**Dataset excerpts:**
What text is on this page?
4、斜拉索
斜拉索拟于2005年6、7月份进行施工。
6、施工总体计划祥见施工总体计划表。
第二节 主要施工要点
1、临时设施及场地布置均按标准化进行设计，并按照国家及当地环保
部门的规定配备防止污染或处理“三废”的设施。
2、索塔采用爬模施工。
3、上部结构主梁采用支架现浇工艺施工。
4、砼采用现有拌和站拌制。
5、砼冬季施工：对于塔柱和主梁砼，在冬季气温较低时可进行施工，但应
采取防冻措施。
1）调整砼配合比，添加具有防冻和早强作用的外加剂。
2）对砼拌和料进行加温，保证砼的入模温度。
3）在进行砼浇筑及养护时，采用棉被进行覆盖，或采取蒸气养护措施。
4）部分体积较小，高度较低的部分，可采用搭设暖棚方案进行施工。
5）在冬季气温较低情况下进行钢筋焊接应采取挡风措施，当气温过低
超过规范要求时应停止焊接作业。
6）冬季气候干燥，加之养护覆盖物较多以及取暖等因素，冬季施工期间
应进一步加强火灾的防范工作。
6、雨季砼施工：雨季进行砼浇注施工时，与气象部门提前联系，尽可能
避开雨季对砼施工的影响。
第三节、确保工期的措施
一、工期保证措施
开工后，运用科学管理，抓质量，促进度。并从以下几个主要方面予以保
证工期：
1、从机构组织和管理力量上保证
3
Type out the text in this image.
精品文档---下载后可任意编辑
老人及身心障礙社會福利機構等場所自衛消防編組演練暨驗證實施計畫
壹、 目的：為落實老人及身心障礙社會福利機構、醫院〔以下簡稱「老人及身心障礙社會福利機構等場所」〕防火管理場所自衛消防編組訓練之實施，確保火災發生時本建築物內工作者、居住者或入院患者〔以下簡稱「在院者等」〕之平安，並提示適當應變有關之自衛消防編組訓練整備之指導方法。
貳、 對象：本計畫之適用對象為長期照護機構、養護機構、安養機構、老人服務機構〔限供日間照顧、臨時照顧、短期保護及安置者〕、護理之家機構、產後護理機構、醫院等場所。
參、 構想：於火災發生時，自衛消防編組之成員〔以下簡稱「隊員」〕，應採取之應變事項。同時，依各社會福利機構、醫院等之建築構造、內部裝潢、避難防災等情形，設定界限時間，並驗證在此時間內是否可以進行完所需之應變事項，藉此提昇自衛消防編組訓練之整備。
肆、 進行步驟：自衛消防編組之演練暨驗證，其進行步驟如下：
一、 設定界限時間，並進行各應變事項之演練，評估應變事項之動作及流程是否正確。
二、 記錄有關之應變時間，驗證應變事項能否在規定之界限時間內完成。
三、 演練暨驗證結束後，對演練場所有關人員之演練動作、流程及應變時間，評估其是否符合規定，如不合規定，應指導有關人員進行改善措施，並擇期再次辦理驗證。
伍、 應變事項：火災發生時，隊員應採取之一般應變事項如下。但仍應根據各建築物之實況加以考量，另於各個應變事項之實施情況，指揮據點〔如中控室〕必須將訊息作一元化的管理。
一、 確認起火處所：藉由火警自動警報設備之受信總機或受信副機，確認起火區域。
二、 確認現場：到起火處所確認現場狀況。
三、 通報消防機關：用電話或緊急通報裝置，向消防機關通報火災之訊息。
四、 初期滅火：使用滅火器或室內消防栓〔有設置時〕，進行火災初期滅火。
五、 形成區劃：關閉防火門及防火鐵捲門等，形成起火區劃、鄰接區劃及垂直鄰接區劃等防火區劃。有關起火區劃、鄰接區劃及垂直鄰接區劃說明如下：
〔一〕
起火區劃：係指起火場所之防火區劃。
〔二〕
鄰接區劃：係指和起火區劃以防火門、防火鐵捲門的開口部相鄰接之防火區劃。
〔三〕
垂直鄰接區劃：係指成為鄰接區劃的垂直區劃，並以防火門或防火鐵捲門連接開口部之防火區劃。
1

**Exercise instructions:**
Identify the lines of the entries containing the string "text". Copy each such line.

**Problem solution:**
What text is on this page?
Type out the text in this image.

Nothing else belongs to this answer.